> _Task input_:
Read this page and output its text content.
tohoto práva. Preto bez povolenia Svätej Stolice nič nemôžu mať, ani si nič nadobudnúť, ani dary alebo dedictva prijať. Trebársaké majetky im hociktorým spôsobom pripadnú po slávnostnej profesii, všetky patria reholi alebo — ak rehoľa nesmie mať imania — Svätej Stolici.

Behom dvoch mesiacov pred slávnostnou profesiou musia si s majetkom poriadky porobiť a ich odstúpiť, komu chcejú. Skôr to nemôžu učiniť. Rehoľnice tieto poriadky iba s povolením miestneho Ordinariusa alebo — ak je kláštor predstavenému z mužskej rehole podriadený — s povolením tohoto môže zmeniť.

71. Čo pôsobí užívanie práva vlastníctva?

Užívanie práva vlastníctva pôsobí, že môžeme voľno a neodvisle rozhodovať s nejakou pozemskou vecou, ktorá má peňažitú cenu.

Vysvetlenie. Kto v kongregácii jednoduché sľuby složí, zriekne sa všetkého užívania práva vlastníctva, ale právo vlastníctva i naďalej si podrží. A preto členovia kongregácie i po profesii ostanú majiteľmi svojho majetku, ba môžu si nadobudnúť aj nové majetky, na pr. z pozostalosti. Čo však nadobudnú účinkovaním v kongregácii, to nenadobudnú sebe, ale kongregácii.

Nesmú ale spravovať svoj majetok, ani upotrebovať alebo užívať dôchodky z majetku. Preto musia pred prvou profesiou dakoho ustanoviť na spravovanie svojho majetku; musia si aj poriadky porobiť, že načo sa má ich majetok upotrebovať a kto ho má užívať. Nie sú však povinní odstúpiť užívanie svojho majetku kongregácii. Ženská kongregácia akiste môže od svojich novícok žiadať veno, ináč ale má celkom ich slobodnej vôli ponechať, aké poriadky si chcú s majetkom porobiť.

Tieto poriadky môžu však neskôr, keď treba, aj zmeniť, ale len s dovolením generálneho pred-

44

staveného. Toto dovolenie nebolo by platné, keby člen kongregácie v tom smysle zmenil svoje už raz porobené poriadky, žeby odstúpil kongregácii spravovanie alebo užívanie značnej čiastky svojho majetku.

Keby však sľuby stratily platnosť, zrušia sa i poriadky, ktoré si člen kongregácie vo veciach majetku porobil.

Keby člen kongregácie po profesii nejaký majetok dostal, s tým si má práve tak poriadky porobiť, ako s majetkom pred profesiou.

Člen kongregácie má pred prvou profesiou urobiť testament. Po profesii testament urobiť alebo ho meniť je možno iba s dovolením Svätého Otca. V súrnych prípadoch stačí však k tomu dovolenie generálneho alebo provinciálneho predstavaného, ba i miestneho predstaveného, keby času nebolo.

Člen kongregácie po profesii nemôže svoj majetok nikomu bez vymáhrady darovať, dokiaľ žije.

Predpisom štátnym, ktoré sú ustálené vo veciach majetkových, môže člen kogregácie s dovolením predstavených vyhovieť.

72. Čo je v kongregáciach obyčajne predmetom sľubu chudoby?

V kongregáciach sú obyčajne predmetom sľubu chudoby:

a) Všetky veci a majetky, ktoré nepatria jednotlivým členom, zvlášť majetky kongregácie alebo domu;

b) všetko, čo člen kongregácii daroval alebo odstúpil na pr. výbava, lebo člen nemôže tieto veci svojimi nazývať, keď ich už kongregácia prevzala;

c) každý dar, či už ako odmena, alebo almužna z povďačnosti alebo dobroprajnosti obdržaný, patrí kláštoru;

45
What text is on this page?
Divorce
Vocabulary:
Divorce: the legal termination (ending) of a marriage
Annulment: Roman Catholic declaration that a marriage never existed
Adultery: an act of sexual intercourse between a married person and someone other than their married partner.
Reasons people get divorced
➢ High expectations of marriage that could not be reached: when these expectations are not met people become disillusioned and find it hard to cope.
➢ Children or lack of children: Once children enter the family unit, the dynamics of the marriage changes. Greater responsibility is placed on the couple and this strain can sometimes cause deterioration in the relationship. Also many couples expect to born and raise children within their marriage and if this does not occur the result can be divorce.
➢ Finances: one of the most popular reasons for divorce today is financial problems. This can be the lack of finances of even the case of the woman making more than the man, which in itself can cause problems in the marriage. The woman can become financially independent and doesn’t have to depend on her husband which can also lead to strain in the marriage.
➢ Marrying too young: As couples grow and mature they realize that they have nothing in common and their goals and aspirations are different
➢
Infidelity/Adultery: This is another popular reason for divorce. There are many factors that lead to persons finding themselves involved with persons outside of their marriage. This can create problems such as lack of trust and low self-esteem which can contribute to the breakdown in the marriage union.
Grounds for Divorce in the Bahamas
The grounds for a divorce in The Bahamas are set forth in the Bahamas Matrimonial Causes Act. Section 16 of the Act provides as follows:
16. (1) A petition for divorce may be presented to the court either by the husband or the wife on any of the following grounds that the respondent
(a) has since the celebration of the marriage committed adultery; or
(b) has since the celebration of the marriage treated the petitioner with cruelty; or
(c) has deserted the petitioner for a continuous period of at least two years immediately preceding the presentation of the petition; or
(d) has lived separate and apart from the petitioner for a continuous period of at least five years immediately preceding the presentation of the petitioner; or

> _Given instruction_:
Type out the whole listing above again, exactly as it stands.

> _Response to the exercise_:
Read this page and output its text content.
tohoto práva. Preto bez povolenia Svätej Stolice nič nemôžu mať, ani si nič nadobudnúť, ani dary alebo dedictva prijať. Trebársaké majetky im hociktorým spôsobom pripadnú po slávnostnej profesii, všetky patria reholi alebo — ak rehoľa nesmie mať imania — Svätej Stolici.

Behom dvoch mesiacov pred slávnostnou profesiou musia si s majetkom poriadky porobiť a ich odstúpiť, komu chcejú. Skôr to nemôžu učiniť. Rehoľnice tieto poriadky iba s povolením miestneho Ordinariusa alebo — ak je kláštor predstavenému z mužskej rehole podriadený — s povolením tohoto môže zmeniť.

71. Čo pôsobí užívanie práva vlastníctva?

Užívanie práva vlastníctva pôsobí, že môžeme voľno a neodvisle rozhodovať s nejakou pozemskou vecou, ktorá má peňažitú cenu.

Vysvetlenie. Kto v kongregácii jednoduché sľuby složí, zriekne sa všetkého užívania práva vlastníctva, ale právo vlastníctva i naďalej si podrží. A preto členovia kongregácie i po profesii ostanú majiteľmi svojho majetku, ba môžu si nadobudnúť aj nové majetky, na pr. z pozostalosti. Čo však nadobudnú účinkovaním v kongregácii, to nenadobudnú sebe, ale kongregácii.

Nesmú ale spravovať svoj majetok, ani upotrebovať alebo užívať dôchodky z majetku. Preto musia pred prvou profesiou dakoho ustanoviť na spravovanie svojho majetku; musia si aj poriadky porobiť, že načo sa má ich majetok upotrebovať a kto ho má užívať. Nie sú však povinní odstúpiť užívanie svojho majetku kongregácii. Ženská kongregácia akiste môže od svojich novícok žiadať veno, ináč ale má celkom ich slobodnej vôli ponechať, aké poriadky si chcú s majetkom porobiť.

Tieto poriadky môžu však neskôr, keď treba, aj zmeniť, ale len s dovolením generálneho pred-

44

staveného. Toto dovolenie nebolo by platné, keby člen kongregácie v tom smysle zmenil svoje už raz porobené poriadky, žeby odstúpil kongregácii spravovanie alebo užívanie značnej čiastky svojho majetku.

Keby však sľuby stratily platnosť, zrušia sa i poriadky, ktoré si člen kongregácie vo veciach majetku porobil.

Keby člen kongregácie po profesii nejaký majetok dostal, s tým si má práve tak poriadky porobiť, ako s majetkom pred profesiou.

Člen kongregácie má pred prvou profesiou urobiť testament. Po profesii testament urobiť alebo ho meniť je možno iba s dovolením Svätého Otca. V súrnych prípadoch stačí však k tomu dovolenie generálneho alebo provinciálneho predstavaného, ba i miestneho predstaveného, keby času nebolo.

Člen kongregácie po profesii nemôže svoj majetok nikomu bez vymáhrady darovať, dokiaľ žije.

Predpisom štátnym, ktoré sú ustálené vo veciach majetkových, môže člen kogregácie s dovolením predstavených vyhovieť.

72. Čo je v kongregáciach obyčajne predmetom sľubu chudoby?

V kongregáciach sú obyčajne predmetom sľubu chudoby:

a) Všetky veci a majetky, ktoré nepatria jednotlivým členom, zvlášť majetky kongregácie alebo domu;

b) všetko, čo člen kongregácii daroval alebo odstúpil na pr. výbava, lebo člen nemôže tieto veci svojimi nazývať, keď ich už kongregácia prevzala;

c) každý dar, či už ako odmena, alebo almužna z povďačnosti alebo dobroprajnosti obdržaný, patrí kláštoru;

45
What text is on this page?
Divorce
Vocabulary:
Divorce: the legal termination (ending) of a marriage
Annulment: Roman Catholic declaration that a marriage never existed
Adultery: an act of sexual intercourse between a married person and someone other than their married partner.
Reasons people get divorced
➢ High expectations of marriage that could not be reached: when these expectations are not met people become disillusioned and find it hard to cope.
➢ Children or lack of children: Once children enter the family unit, the dynamics of the marriage changes. Greater responsibility is placed on the couple and this strain can sometimes cause deterioration in the relationship. Also many couples expect to born and raise children within their marriage and if this does not occur the result can be divorce.
➢ Finances: one of the most popular reasons for divorce today is financial problems. This can be the lack of finances of even the case of the woman making more than the man, which in itself can cause problems in the marriage. The woman can become financially independent and doesn’t have to depend on her husband which can also lead to strain in the marriage.
➢ Marrying too young: As couples grow and mature they realize that they have nothing in common and their goals and aspirations are different
➢
Infidelity/Adultery: This is another popular reason for divorce. There are many factors that lead to persons finding themselves involved with persons outside of their marriage. This can create problems such as lack of trust and low self-esteem which can contribute to the breakdown in the marriage union.
Grounds for Divorce in the Bahamas
The grounds for a divorce in The Bahamas are set forth in the Bahamas Matrimonial Causes Act. Section 16 of the Act provides as follows:
16. (1) A petition for divorce may be presented to the court either by the husband or the wife on any of the following grounds that the respondent
(a) has since the celebration of the marriage committed adultery; or
(b) has since the celebration of the marriage treated the petitioner with cruelty; or
(c) has deserted the petitioner for a continuous period of at least two years immediately preceding the presentation of the petition; or
(d) has lived separate and apart from the petitioner for a continuous period of at least five years immediately preceding the presentation of the petitioner; or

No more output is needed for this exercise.